__Exercise brief__: Every line of the material below must be repeated exactly.

Begin Records for this task

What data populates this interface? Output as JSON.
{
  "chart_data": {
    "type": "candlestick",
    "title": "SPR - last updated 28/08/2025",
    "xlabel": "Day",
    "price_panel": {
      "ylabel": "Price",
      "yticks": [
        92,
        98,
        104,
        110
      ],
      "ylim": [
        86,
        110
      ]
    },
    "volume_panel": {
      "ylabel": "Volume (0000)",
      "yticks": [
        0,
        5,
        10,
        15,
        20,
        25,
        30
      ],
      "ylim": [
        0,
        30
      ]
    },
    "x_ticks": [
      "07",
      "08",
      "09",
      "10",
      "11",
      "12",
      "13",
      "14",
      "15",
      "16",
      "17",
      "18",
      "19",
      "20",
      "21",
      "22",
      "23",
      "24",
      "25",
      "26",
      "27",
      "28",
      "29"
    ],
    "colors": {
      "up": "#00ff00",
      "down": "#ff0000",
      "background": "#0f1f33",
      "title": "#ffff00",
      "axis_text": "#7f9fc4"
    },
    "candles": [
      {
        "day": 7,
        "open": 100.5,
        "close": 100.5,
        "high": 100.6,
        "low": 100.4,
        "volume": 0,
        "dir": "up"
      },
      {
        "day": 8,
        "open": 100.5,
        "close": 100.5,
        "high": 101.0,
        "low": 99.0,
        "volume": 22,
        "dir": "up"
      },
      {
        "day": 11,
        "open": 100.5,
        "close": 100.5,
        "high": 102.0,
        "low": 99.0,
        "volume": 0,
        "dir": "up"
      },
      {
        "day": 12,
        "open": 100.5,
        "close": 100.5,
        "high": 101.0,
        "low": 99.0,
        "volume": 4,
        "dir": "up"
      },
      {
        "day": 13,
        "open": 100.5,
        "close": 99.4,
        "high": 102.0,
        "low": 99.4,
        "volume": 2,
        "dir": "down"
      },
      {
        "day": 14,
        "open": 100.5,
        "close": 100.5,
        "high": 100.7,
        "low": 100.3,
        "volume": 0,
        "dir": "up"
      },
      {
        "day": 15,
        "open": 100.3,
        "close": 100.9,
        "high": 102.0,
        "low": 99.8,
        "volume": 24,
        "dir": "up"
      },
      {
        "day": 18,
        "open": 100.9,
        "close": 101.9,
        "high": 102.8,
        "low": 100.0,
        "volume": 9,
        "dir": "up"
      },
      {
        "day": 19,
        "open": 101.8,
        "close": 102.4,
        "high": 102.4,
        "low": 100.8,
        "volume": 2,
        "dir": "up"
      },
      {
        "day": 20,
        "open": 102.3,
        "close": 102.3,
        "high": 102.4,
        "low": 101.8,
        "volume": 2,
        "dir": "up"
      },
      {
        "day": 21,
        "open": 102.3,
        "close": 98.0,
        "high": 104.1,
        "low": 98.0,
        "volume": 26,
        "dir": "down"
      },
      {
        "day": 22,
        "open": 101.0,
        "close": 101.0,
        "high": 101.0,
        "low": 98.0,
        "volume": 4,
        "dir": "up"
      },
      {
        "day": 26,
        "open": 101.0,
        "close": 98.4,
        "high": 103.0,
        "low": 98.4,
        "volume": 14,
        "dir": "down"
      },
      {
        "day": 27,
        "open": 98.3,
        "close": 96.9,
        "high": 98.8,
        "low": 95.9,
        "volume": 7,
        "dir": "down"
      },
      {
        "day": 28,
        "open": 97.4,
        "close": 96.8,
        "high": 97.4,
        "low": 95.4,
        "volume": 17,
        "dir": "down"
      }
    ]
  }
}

End Records for this task

__Exercise answer__:
What data populates this interface? Output as JSON.
{
  "chart_data": {
    "type": "candlestick",
    "title": "SPR - last updated 28/08/2025",
    "xlabel": "Day",
    "price_panel": {
      "ylabel": "Price",
      "yticks": [
        92,
        98,
        104,
        110
      ],
      "ylim": [
        86,
        110
      ]
    },
    "volume_panel": {
      "ylabel": "Volume (0000)",
      "yticks": [
        0,
        5,
        10,
        15,
        20,
        25,
        30
      ],
      "ylim": [
        0,
        30
      ]
    },
    "x_ticks": [
      "07",
      "08",
      "09",
      "10",
      "11",
      "12",
      "13",
      "14",
      "15",
      "16",
      "17",
      "18",
      "19",
      "20",
      "21",
      "22",
      "23",
      "24",
      "25",
      "26",
      "27",
      "28",
      "29"
    ],
    "colors": {
      "up": "#00ff00",
      "down": "#ff0000",
      "background": "#0f1f33",
      "title": "#ffff00",
      "axis_text": "#7f9fc4"
    },
    "candles": [
      {
        "day": 7,
        "open": 100.5,
        "close": 100.5,
        "high": 100.6,
        "low": 100.4,
        "volume": 0,
        "dir": "up"
      },
      {
        "day": 8,
        "open": 100.5,
        "close": 100.5,
        "high": 101.0,
        "low": 99.0,
        "volume": 22,
        "dir": "up"
      },
      {
        "day": 11,
        "open": 100.5,
        "close": 100.5,
        "high": 102.0,
        "low": 99.0,
        "volume": 0,
        "dir": "up"
      },
      {
        "day": 12,
        "open": 100.5,
        "close": 100.5,
        "high": 101.0,
        "low": 99.0,
        "volume": 4,
        "dir": "up"
      },
      {
        "day": 13,
        "open": 100.5,
        "close": 99.4,
        "high": 102.0,
        "low": 99.4,
        "volume": 2,
        "dir": "down"
      },
      {
        "day": 14,
        "open": 100.5,
        "close": 100.5,
        "high": 100.7,
        "low": 100.3,
        "volume": 0,
        "dir": "up"
      },
      {
        "day": 15,
        "open": 100.3,
        "close": 100.9,
        "high": 102.0,
        "low": 99.8,
        "volume": 24,
        "dir": "up"
      },
      {
        "day": 18,
        "open": 100.9,
        "close": 101.9,
        "high": 102.8,
        "low": 100.0,
        "volume": 9,
        "dir": "up"
      },
      {
        "day": 19,
        "open": 101.8,
        "close": 102.4,
        "high": 102.4,
        "low": 100.8,
        "volume": 2,
        "dir": "up"
      },
      {
        "day": 20,
        "open": 102.3,
        "close": 102.3,
        "high": 102.4,
        "low": 101.8,
        "volume": 2,
        "dir": "up"
      },
      {
        "day": 21,
        "open": 102.3,
        "close": 98.0,
        "high": 104.1,
        "low": 98.0,
        "volume": 26,
        "dir": "down"
      },
      {
        "day": 22,
        "open": 101.0,
        "close": 101.0,
        "high": 101.0,
        "low": 98.0,
        "volume": 4,
        "dir": "up"
      },
      {
        "day": 26,
        "open": 101.0,
        "close": 98.4,
        "high": 103.0,
        "low": 98.4,
        "volume": 14,
        "dir": "down"
      },
      {
        "day": 27,
        "open": 98.3,
        "close": 96.9,
        "high": 98.8,
        "low": 95.9,
        "volume": 7,
        "dir": "down"
      },
      {
        "day": 28,
        "open": 97.4,
        "close": 96.8,
        "high": 97.4,
        "low": 95.4,
        "volume": 17,
        "dir": "down"
      }
    ]
  }
}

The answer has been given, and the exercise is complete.